Print out each entry below exactly, please.

(Saved data entries)
★ ★ ★ ★
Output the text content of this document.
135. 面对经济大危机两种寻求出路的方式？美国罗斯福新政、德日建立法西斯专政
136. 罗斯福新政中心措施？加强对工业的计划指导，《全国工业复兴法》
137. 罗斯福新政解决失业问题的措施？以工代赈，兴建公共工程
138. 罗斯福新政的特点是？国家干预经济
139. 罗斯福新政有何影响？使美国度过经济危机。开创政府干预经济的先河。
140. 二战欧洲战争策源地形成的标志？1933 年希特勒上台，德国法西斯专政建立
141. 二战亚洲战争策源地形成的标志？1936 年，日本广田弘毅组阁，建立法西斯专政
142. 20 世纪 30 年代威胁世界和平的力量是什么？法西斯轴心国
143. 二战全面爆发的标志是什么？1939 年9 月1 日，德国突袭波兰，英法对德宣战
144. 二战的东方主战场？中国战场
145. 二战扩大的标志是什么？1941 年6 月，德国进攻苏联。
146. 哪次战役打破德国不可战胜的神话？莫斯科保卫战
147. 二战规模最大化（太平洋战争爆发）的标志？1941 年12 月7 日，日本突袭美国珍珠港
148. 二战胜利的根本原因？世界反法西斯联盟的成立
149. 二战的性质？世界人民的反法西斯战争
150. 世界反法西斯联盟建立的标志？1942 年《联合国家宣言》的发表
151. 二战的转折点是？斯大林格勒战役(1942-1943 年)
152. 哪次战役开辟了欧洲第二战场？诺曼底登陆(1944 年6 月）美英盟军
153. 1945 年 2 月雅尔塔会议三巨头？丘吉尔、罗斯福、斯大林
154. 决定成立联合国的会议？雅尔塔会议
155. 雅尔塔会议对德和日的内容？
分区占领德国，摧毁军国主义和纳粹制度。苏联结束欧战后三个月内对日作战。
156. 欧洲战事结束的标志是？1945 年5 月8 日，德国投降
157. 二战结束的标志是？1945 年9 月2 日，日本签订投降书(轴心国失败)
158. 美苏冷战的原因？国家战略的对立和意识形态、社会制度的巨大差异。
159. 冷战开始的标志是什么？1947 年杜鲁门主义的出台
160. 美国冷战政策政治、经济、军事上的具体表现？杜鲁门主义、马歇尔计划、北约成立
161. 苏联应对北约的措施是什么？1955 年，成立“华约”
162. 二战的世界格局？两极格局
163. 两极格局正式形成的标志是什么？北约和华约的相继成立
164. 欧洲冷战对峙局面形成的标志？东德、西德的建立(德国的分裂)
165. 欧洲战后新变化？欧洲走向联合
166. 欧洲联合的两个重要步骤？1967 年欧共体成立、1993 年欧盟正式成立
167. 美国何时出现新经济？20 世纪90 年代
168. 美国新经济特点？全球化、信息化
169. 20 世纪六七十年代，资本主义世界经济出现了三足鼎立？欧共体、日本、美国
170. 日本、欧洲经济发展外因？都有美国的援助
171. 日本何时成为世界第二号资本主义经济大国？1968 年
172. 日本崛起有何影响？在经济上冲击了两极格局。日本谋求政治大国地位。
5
★ ★ ★ ★
[Worked answer]
Output the text content of this document.
135. 面对经济大危机两种寻求出路的方式？美国罗斯福新政、德日建立法西斯专政
136. 罗斯福新政中心措施？加强对工业的计划指导，《全国工业复兴法》
137. 罗斯福新政解决失业问题的措施？以工代赈，兴建公共工程
138. 罗斯福新政的特点是？国家干预经济
139. 罗斯福新政有何影响？使美国度过经济危机。开创政府干预经济的先河。
140. 二战欧洲战争策源地形成的标志？1933 年希特勒上台，德国法西斯专政建立
141. 二战亚洲战争策源地形成的标志？1936 年，日本广田弘毅组阁，建立法西斯专政
142. 20 世纪 30 年代威胁世界和平的力量是什么？法西斯轴心国
143. 二战全面爆发的标志是什么？1939 年9 月1 日，德国突袭波兰，英法对德宣战
144. 二战的东方主战场？中国战场
145. 二战扩大的标志是什么？1941 年6 月，德国进攻苏联。
146. 哪次战役打破德国不可战胜的神话？莫斯科保卫战
147. 二战规模最大化（太平洋战争爆发）的标志？1941 年12 月7 日，日本突袭美国珍珠港
148. 二战胜利的根本原因？世界反法西斯联盟的成立
149. 二战的性质？世界人民的反法西斯战争
150. 世界反法西斯联盟建立的标志？1942 年《联合国家宣言》的发表
151. 二战的转折点是？斯大林格勒战役(1942-1943 年)
152. 哪次战役开辟了欧洲第二战场？诺曼底登陆(1944 年6 月）美英盟军
153. 1945 年 2 月雅尔塔会议三巨头？丘吉尔、罗斯福、斯大林
154. 决定成立联合国的会议？雅尔塔会议
155. 雅尔塔会议对德和日的内容？
分区占领德国，摧毁军国主义和纳粹制度。苏联结束欧战后三个月内对日作战。
156. 欧洲战事结束的标志是？1945 年5 月8 日，德国投降
157. 二战结束的标志是？1945 年9 月2 日，日本签订投降书(轴心国失败)
158. 美苏冷战的原因？国家战略的对立和意识形态、社会制度的巨大差异。
159. 冷战开始的标志是什么？1947 年杜鲁门主义的出台
160. 美国冷战政策政治、经济、军事上的具体表现？杜鲁门主义、马歇尔计划、北约成立
161. 苏联应对北约的措施是什么？1955 年，成立“华约”
162. 二战的世界格局？两极格局
163. 两极格局正式形成的标志是什么？北约和华约的相继成立
164. 欧洲冷战对峙局面形成的标志？东德、西德的建立(德国的分裂)
165. 欧洲战后新变化？欧洲走向联合
166. 欧洲联合的两个重要步骤？1967 年欧共体成立、1993 年欧盟正式成立
167. 美国何时出现新经济？20 世纪90 年代
168. 美国新经济特点？全球化、信息化
169. 20 世纪六七十年代，资本主义世界经济出现了三足鼎立？欧共体、日本、美国
170. 日本、欧洲经济发展外因？都有美国的援助
171. 日本何时成为世界第二号资本主义经济大国？1968 年
172. 日本崛起有何影响？在经济上冲击了两极格局。日本谋求政治大国地位。
5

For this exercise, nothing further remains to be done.